*What to produce*.
Copy all lines holding the word "Generalvikar" from the entries.

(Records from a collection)
+++
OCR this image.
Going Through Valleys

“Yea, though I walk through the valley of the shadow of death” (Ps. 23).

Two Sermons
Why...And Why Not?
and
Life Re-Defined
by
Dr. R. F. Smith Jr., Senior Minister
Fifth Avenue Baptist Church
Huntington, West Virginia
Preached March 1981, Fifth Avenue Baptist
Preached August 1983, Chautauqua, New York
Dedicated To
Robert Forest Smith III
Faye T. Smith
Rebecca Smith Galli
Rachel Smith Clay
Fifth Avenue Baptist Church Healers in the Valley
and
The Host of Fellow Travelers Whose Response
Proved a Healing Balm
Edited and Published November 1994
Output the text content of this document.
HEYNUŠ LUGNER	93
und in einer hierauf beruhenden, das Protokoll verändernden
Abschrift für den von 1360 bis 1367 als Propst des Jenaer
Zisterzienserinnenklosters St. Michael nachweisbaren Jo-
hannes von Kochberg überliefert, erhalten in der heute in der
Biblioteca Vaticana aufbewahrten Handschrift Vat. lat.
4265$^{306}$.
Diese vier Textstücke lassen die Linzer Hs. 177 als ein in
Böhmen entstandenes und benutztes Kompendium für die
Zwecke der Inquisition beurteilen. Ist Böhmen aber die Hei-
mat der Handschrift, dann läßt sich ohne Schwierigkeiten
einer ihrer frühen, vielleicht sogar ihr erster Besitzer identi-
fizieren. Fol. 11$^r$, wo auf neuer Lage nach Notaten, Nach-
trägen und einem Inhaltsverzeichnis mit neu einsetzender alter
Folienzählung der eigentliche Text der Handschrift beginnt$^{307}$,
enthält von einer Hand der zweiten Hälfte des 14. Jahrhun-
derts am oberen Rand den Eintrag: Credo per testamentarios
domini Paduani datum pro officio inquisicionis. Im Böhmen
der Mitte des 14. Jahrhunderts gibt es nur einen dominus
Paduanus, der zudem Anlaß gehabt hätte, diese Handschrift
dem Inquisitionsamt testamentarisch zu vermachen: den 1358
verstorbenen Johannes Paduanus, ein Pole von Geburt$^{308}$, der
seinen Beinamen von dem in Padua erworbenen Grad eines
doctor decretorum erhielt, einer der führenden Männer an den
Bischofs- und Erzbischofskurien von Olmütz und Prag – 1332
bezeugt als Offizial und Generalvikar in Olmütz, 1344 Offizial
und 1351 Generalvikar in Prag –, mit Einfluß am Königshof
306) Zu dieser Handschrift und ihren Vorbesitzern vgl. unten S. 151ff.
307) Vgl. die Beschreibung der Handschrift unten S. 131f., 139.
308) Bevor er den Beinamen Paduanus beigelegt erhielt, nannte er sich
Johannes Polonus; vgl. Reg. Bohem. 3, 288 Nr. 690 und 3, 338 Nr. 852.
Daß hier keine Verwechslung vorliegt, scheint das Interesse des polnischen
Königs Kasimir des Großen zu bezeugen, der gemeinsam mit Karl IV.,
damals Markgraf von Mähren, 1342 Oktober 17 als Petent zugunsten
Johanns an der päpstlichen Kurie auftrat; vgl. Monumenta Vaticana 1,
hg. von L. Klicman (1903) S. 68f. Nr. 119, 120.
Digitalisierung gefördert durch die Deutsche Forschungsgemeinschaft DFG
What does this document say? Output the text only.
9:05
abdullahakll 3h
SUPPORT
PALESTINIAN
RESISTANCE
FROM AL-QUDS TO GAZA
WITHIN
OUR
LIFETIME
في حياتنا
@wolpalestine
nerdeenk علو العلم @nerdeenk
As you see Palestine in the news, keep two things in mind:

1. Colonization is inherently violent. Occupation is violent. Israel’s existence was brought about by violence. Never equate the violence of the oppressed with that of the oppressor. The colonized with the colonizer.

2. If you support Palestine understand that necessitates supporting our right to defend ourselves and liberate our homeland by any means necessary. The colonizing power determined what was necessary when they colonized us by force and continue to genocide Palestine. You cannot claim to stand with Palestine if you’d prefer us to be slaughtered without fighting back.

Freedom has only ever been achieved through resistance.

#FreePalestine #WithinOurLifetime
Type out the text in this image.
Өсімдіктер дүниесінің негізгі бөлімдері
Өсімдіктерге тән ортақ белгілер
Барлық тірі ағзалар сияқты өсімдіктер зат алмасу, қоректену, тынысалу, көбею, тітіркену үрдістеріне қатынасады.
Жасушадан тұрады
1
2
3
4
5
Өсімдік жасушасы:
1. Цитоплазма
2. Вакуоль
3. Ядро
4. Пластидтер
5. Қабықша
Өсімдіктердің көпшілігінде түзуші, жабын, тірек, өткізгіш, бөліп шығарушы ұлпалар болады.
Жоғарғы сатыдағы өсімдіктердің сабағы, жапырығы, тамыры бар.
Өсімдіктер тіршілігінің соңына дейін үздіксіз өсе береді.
+++
*Written response*.
bezeugt als Offizial und Generalvikar in Olmütz, 1344 Offizial
und 1351 Generalvikar in Prag –, mit Einfluß am Königshof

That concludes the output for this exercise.